(Extracted records)
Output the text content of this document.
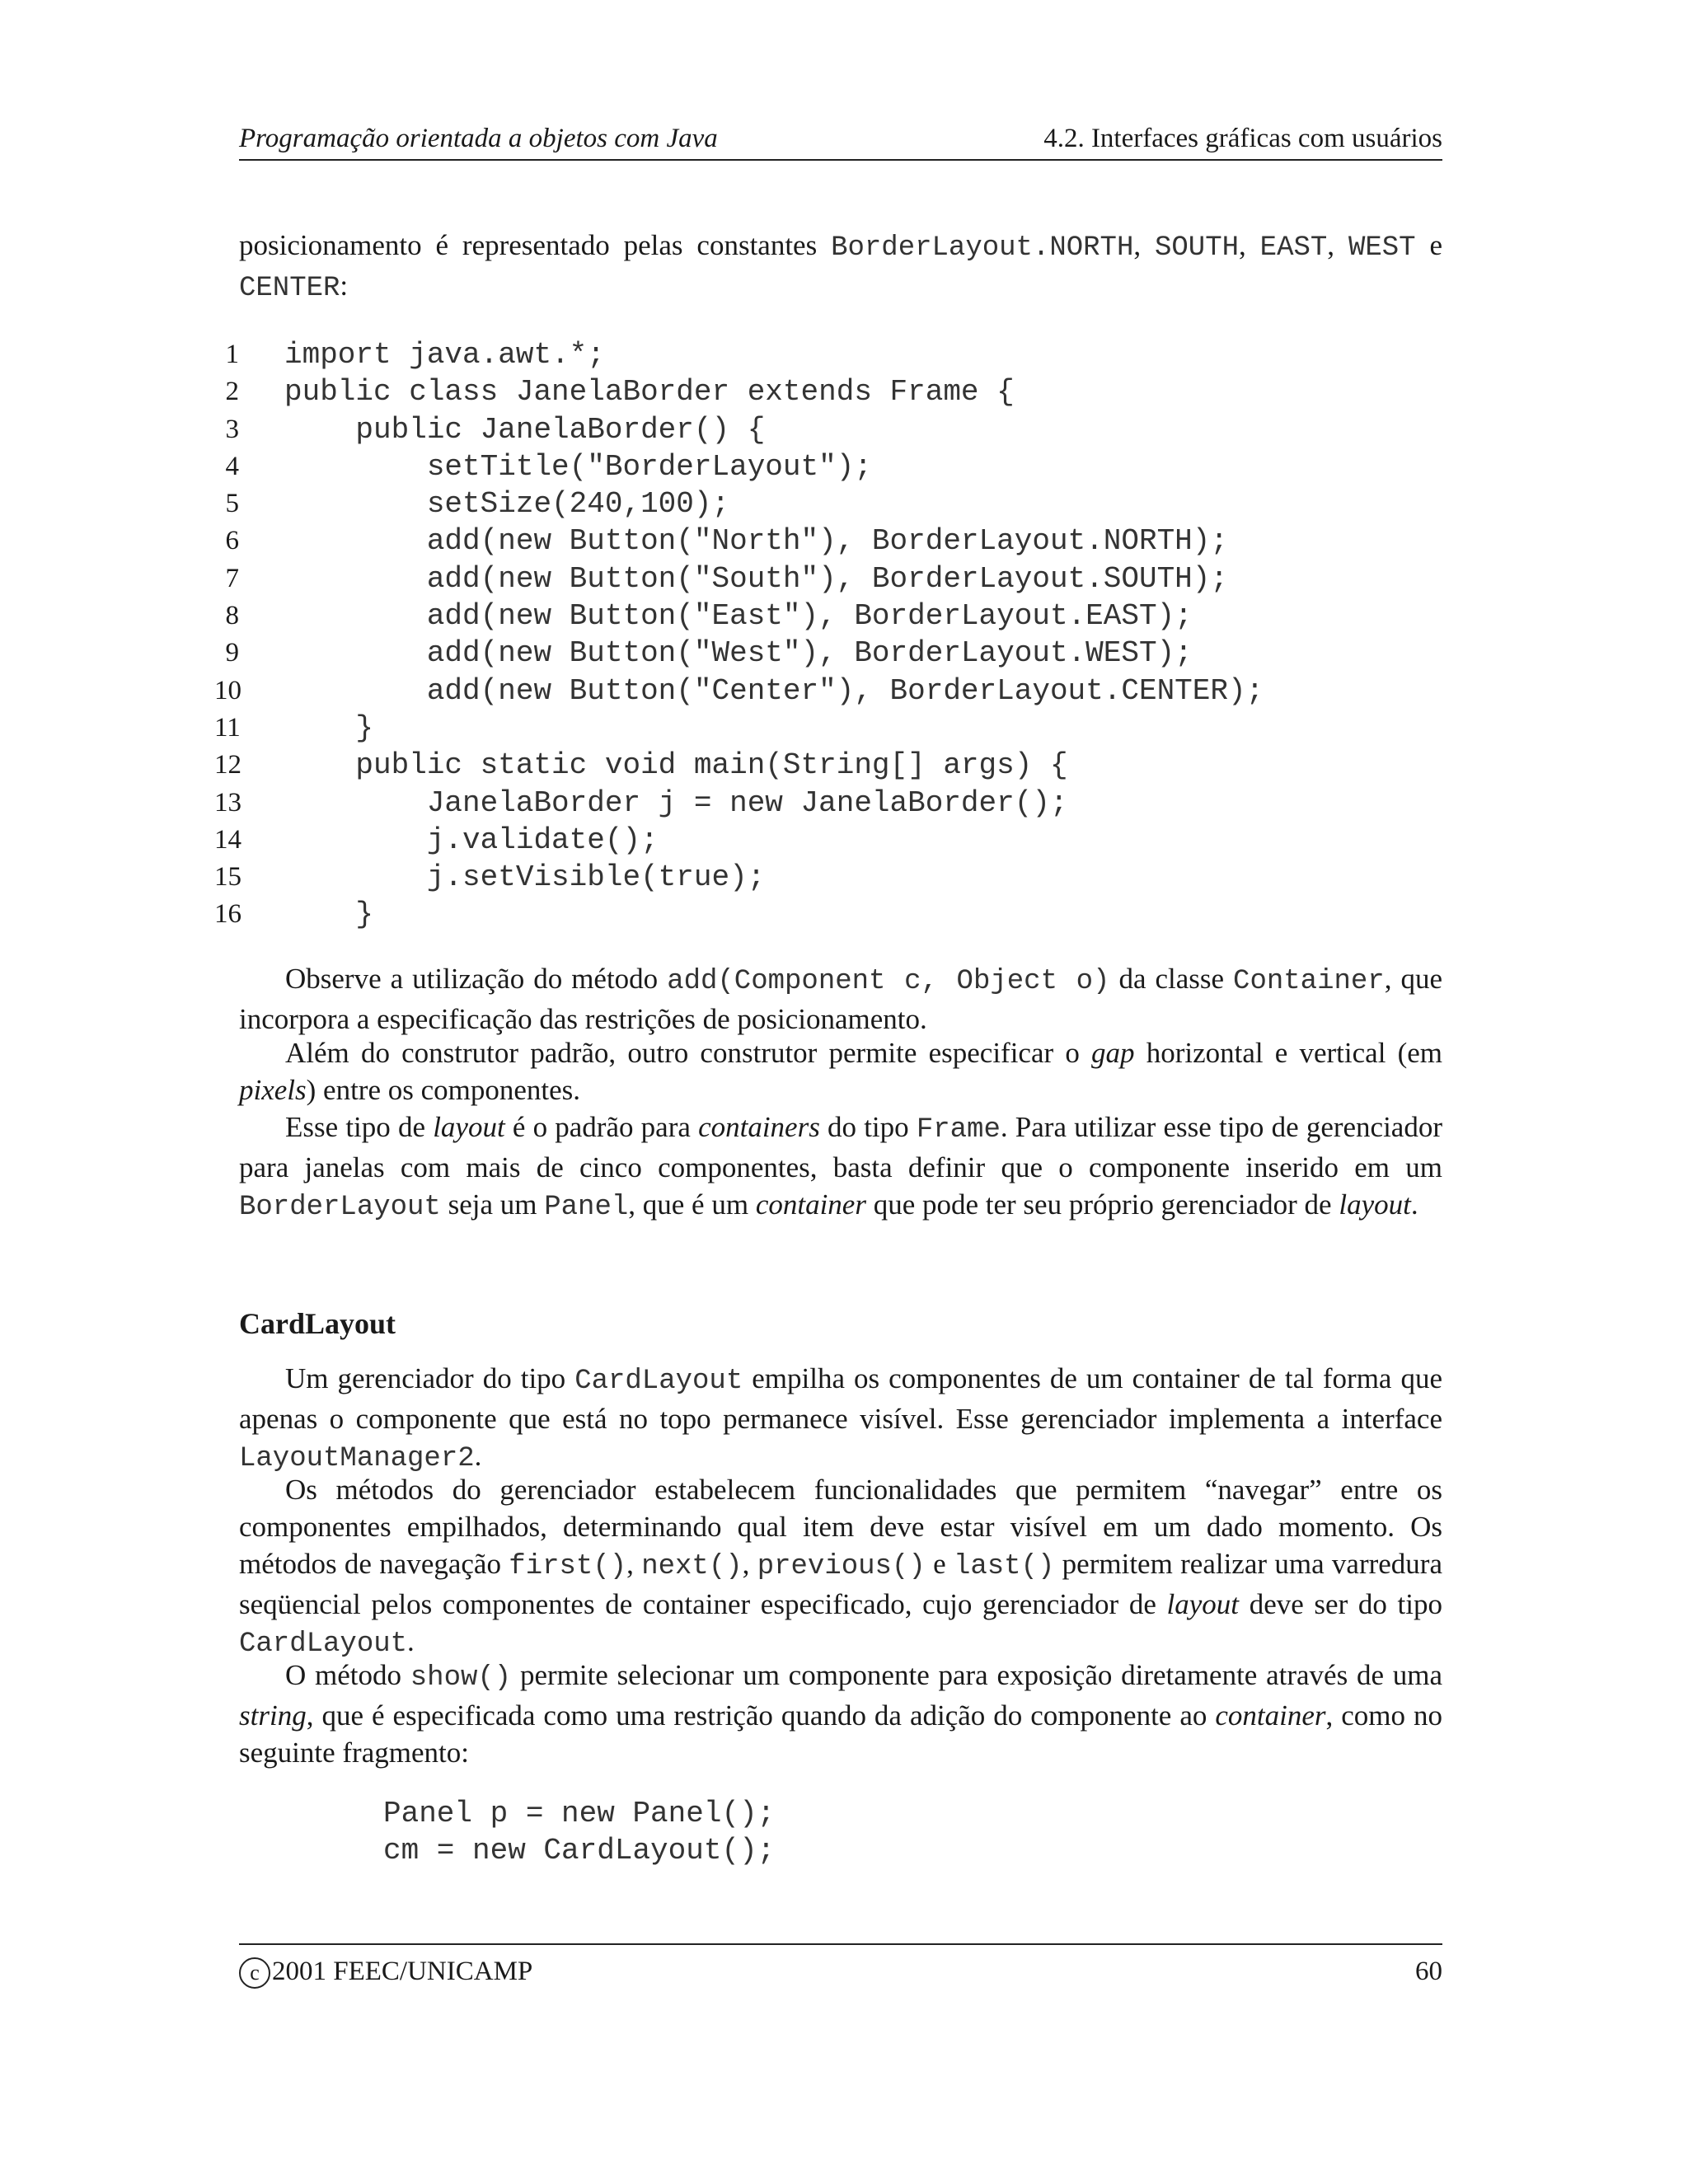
Programação orientada a objetos com Java	4.2. Interfaces gráficas com usuários
posicionamento é representado pelas constantes BorderLayout.NORTH, SOUTH, EAST, WEST e CENTER:
1 import java.awt.*;
2 public class JanelaBorder extends Frame {
3 public JanelaBorder() {
4 setTitle("BorderLayout");
5 setSize(240,100);
6 add(new Button("North"), BorderLayout.NORTH);
7 add(new Button("South"), BorderLayout.SOUTH);
8 add(new Button("East"), BorderLayout.EAST);
9 add(new Button("West"), BorderLayout.WEST);
10 add(new Button("Center"), BorderLayout.CENTER);
11 }
12 public static void main(String[] args) {
13 JanelaBorder j = new JanelaBorder();
14 j.validate();
15 j.setVisible(true);
16 }
Observe a utilização do método add(Component c, Object o) da classe Container, que incorpora a especificação das restrições de posicionamento.
Além do construtor padrão, outro construtor permite especificar o gap horizontal e vertical (em pixels) entre os componentes.
Esse tipo de layout é o padrão para containers do tipo Frame. Para utilizar esse tipo de gerenciador para janelas com mais de cinco componentes, basta definir que o componente inserido em um BorderLayout seja um Panel, que é um container que pode ter seu próprio gerenciador de layout.
CardLayout
Um gerenciador do tipo CardLayout empilha os componentes de um container de tal forma que apenas o componente que está no topo permanece visível. Esse gerenciador implementa a interface LayoutManager2.
Os métodos do gerenciador estabelecem funcionalidades que permitem “navegar” entre os componentes empilhados, determinando qual item deve estar visível em um dado momento. Os métodos de navegação first(), next(), previous() e last() permitem realizar uma varredura seqüencial pelos componentes de container especificado, cujo gerenciador de layout deve ser do tipo CardLayout.
O método show() permite selecionar um componente para exposição diretamente através de uma string, que é especificada como uma restrição quando da adição do componente ao container, como no seguinte fragmento:
Panel p = new Panel();
cm = new CardLayout();
c 2001 FEEC/UNICAMP	60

SHORT PROBLEM -> Output the records above exactly as they are, leaving out the pictures.

TASK SOLUTION ->
Output the text content of this document.
Programação orientada a objetos com Java	4.2. Interfaces gráficas com usuários
posicionamento é representado pelas constantes BorderLayout.NORTH, SOUTH, EAST, WEST e CENTER:
1 import java.awt.*;
2 public class JanelaBorder extends Frame {
3 public JanelaBorder() {
4 setTitle("BorderLayout");
5 setSize(240,100);
6 add(new Button("North"), BorderLayout.NORTH);
7 add(new Button("South"), BorderLayout.SOUTH);
8 add(new Button("East"), BorderLayout.EAST);
9 add(new Button("West"), BorderLayout.WEST);
10 add(new Button("Center"), BorderLayout.CENTER);
11 }
12 public static void main(String[] args) {
13 JanelaBorder j = new JanelaBorder();
14 j.validate();
15 j.setVisible(true);
16 }
Observe a utilização do método add(Component c, Object o) da classe Container, que incorpora a especificação das restrições de posicionamento.
Além do construtor padrão, outro construtor permite especificar o gap horizontal e vertical (em pixels) entre os componentes.
Esse tipo de layout é o padrão para containers do tipo Frame. Para utilizar esse tipo de gerenciador para janelas com mais de cinco componentes, basta definir que o componente inserido em um BorderLayout seja um Panel, que é um container que pode ter seu próprio gerenciador de layout.
CardLayout
Um gerenciador do tipo CardLayout empilha os componentes de um container de tal forma que apenas o componente que está no topo permanece visível. Esse gerenciador implementa a interface LayoutManager2.
Os métodos do gerenciador estabelecem funcionalidades que permitem “navegar” entre os componentes empilhados, determinando qual item deve estar visível em um dado momento. Os métodos de navegação first(), next(), previous() e last() permitem realizar uma varredura seqüencial pelos componentes de container especificado, cujo gerenciador de layout deve ser do tipo CardLayout.
O método show() permite selecionar um componente para exposição diretamente através de uma string, que é especificada como uma restrição quando da adição do componente ao container, como no seguinte fragmento:
Panel p = new Panel();
cm = new CardLayout();
c 2001 FEEC/UNICAMP	60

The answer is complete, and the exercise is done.